"""

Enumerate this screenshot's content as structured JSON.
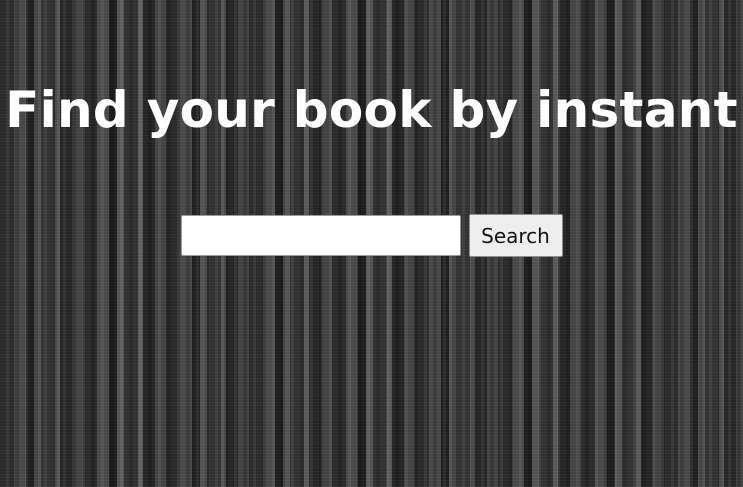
{
  "page": {
    "title": "Find your book by instant",
    "background_color": "#3a3a3a",
    "title_color": "#ffffff"
  },
  "search": {
    "value": "",
    "placeholder": "",
    "button_label": "Search"
  }
}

"""

Objective ▸ Reproduce the listing above exactly, excluding all pictures.

Result of this exercise ▸
Enumerate this screenshot's content as structured JSON.
{
  "page": {
    "title": "Find your book by instant",
    "background_color": "#3a3a3a",
    "title_color": "#ffffff"
  },
  "search": {
    "value": "",
    "placeholder": "",
    "button_label": "Search"
  }
}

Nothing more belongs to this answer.